» **Input records**
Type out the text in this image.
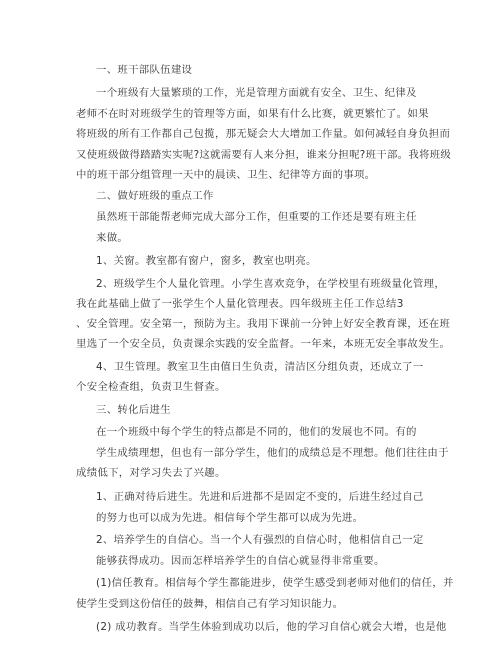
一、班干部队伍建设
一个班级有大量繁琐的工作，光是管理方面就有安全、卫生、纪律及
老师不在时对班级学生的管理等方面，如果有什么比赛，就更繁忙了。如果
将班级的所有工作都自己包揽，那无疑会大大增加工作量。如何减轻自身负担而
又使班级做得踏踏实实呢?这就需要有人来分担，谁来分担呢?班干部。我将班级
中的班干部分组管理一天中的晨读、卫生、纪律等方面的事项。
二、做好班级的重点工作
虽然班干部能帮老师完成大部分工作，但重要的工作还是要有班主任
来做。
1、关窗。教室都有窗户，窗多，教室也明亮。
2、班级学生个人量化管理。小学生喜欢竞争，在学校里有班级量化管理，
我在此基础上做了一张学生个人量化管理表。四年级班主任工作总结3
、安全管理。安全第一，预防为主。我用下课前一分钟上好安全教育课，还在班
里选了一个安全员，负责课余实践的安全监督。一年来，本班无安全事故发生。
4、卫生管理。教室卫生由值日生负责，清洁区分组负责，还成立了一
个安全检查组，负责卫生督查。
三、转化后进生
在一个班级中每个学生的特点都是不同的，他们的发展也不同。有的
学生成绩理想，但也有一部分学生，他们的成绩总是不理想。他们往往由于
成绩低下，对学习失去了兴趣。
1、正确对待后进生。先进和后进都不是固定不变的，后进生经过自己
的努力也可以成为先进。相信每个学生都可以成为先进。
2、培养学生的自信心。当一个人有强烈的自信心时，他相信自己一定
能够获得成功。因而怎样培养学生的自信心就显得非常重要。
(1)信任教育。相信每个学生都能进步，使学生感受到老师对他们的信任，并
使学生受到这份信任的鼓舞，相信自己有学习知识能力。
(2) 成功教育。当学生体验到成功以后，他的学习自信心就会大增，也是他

» **Exercise details**
Every record above should come back exactly, but without its pictures.

» **Task answer**
Type out the text in this image.
一、班干部队伍建设
一个班级有大量繁琐的工作，光是管理方面就有安全、卫生、纪律及
老师不在时对班级学生的管理等方面，如果有什么比赛，就更繁忙了。如果
将班级的所有工作都自己包揽，那无疑会大大增加工作量。如何减轻自身负担而
又使班级做得踏踏实实呢?这就需要有人来分担，谁来分担呢?班干部。我将班级
中的班干部分组管理一天中的晨读、卫生、纪律等方面的事项。
二、做好班级的重点工作
虽然班干部能帮老师完成大部分工作，但重要的工作还是要有班主任
来做。
1、关窗。教室都有窗户，窗多，教室也明亮。
2、班级学生个人量化管理。小学生喜欢竞争，在学校里有班级量化管理，
我在此基础上做了一张学生个人量化管理表。四年级班主任工作总结3
、安全管理。安全第一，预防为主。我用下课前一分钟上好安全教育课，还在班
里选了一个安全员，负责课余实践的安全监督。一年来，本班无安全事故发生。
4、卫生管理。教室卫生由值日生负责，清洁区分组负责，还成立了一
个安全检查组，负责卫生督查。
三、转化后进生
在一个班级中每个学生的特点都是不同的，他们的发展也不同。有的
学生成绩理想，但也有一部分学生，他们的成绩总是不理想。他们往往由于
成绩低下，对学习失去了兴趣。
1、正确对待后进生。先进和后进都不是固定不变的，后进生经过自己
的努力也可以成为先进。相信每个学生都可以成为先进。
2、培养学生的自信心。当一个人有强烈的自信心时，他相信自己一定
能够获得成功。因而怎样培养学生的自信心就显得非常重要。
(1)信任教育。相信每个学生都能进步，使学生感受到老师对他们的信任，并
使学生受到这份信任的鼓舞，相信自己有学习知识能力。
(2) 成功教育。当学生体验到成功以后，他的学习自信心就会大增，也是他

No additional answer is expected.